* **Exercise instructions**: Format the items from the line with "intro-lead-in: Techniki pomiarowe" through the line with "section-paragraph: W pierwszej" as a numbered list, leaving out any blank lines.

* **Extracted data**:
## START
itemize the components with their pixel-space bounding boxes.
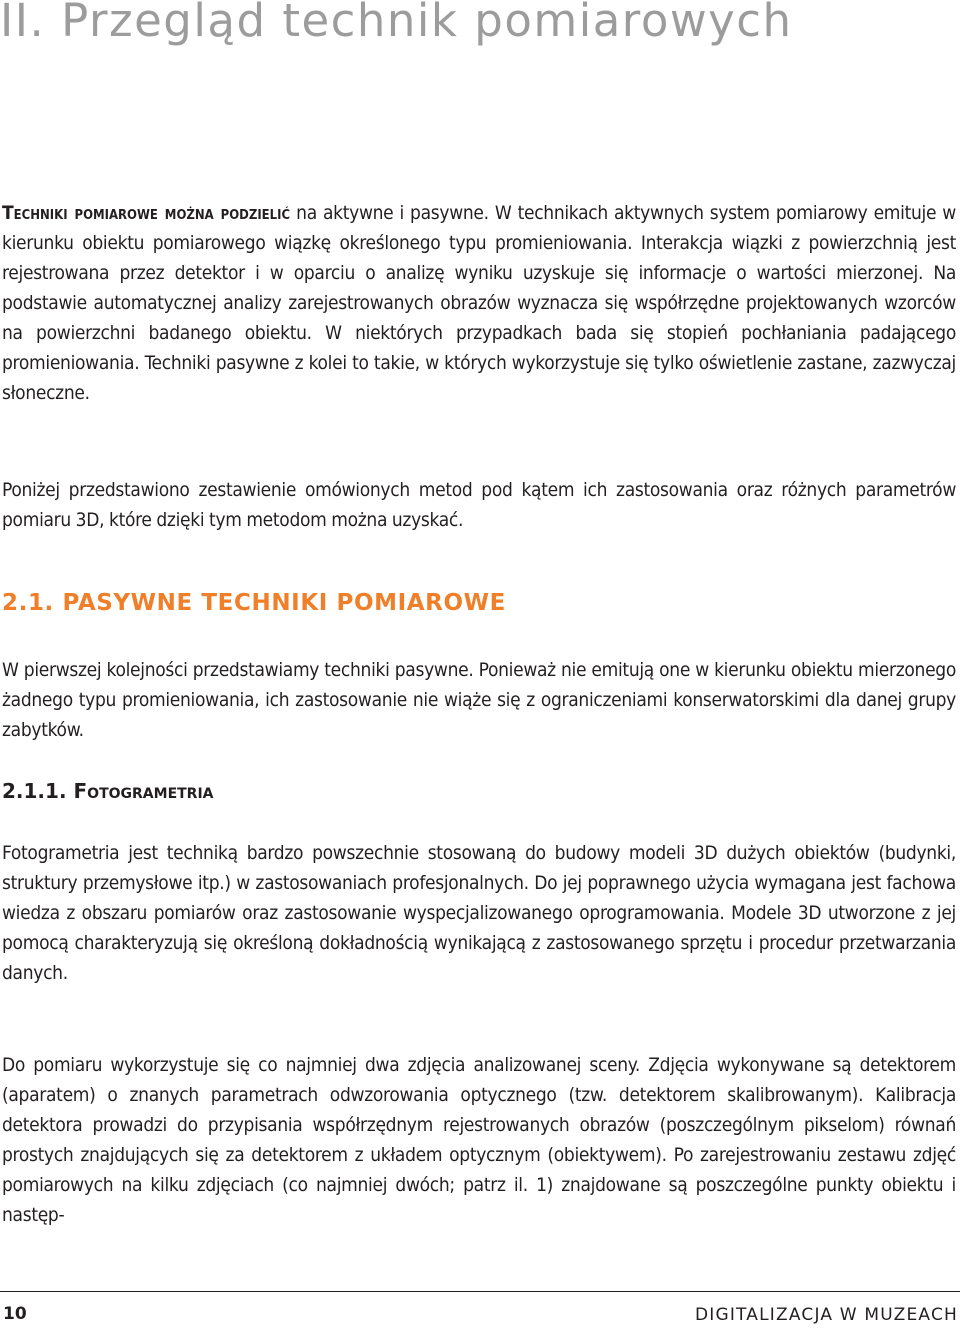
intro-lead-in: Techniki pomiarowe można podzielić: [2, 202, 291, 224]
section-paragraph: W pierwszej kolejności przedstawiamy techniki pasywne. Ponieważ nie emitują one w kierunku obiektu mierzonego żadnego typu promieniowania, ich zastosowanie nie wiąże się z ograniczeniami konserwatorskimi dla danej grupy zabytków.: [2, 659, 956, 741]
fotogrametria-paragraph-1: Fotogrametria jest techniką bardzo powszechnie stosowaną do budowy modeli 3D dużych obiektów (budynki, struktury przemysłowe itp.) w zastosowaniach profesjonalnych. Do jej poprawnego użycia wymagana jest fachowa wiedza z obszaru pomiarów oraz zastosowanie wyspecjalizowanego oprogramowania. Modele 3D utworzone z jej pomocą charakteryzują się określoną dokładnością wynikającą z zastosowanego sprzętu i procedur przetwarzania danych.: [2, 842, 956, 984]
page-number: 10: [3, 1304, 27, 1324]
intro-text: na aktywne i pasywne. W technikach aktywnych system pomiarowy emituje w kierunku obiektu pomiarowego wiązkę określonego typu promieniowania. Interakcja wiązki z powierzchnią jest rejestrowana przez detektor i w oparciu o analizę wyniku uzyskuje się informacje o wartości mierzonej. Na podstawie automatycznej analizy zarejestrowanych obrazów wyznacza się współrzędne projektowanych wzorców na powierzchni badanego obiektu. W niektórych przypadkach bada się stopień pochłaniania padającego promieniowania. Techniki pasywne z kolei to takie, w których wykorzystuje się tylko oświetlenie zastane, zazwyczaj słoneczne.: [2, 202, 956, 404]
chapter-title: II. Przegląd technik pomiarowych: [0, 0, 793, 47]
running-title: DIGITALIZACJA W MUZEACH: [694, 1305, 958, 1325]
subsection-heading: [2, 779, 214, 803]
intro-paragraph: [2, 198, 956, 408]
footer-divider: [0, 1291, 960, 1292]
subsection-title: Fotogrametria: [73, 779, 214, 803]
subsection-number: 2.1.1.: [2, 779, 67, 803]
summary-paragraph: Poniżej przedstawiono zestawienie omówionych metod pod kątem ich zastosowania oraz różnych parametrów pomiaru 3D, które dzięki tym metodom można uzyskać.: [2, 479, 956, 531]
fotogrametria-paragraph-2: Do pomiaru wykorzystuje się co najmniej dwa zdjęcia analizowanej sceny. Zdjęcia wykonywane są detektorem (aparatem) o znanych parametrach odwzorowania optycznego (tzw. detektorem skalibrowanym). Kalibracja detektora prowadzi do przypisania współrzędnym rejestrowanych obrazów (poszczególnym pikselom) równań prostych znajdujących się za detektorem z układem optycznym (obiektywem). Po zarejestrowaniu zestawu zdjęć pomiarowych na kilku zdjęciach (co najmniej dwóch; patrz il. 1) znajdowane są poszczególne punkty obiektu i następ-: [2, 1054, 956, 1226]
section-heading: 2.1. PASYWNE TECHNIKI POMIAROWE: [2, 590, 506, 616]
## END
* **Solution to the exercise**:
1. intro-lead-in: Techniki pomiarowe można podzielić: [2, 202, 291, 224]
2. section-paragraph: W pierwszej kolejności przedstawiamy techniki pasywne. Ponieważ nie emitują one w kierunku obiektu mierzonego żadnego typu promieniowania, ich zastosowanie nie wiąże się z ograniczeniami konserwatorskimi dla danej grupy zabytków.: [2, 659, 956, 741]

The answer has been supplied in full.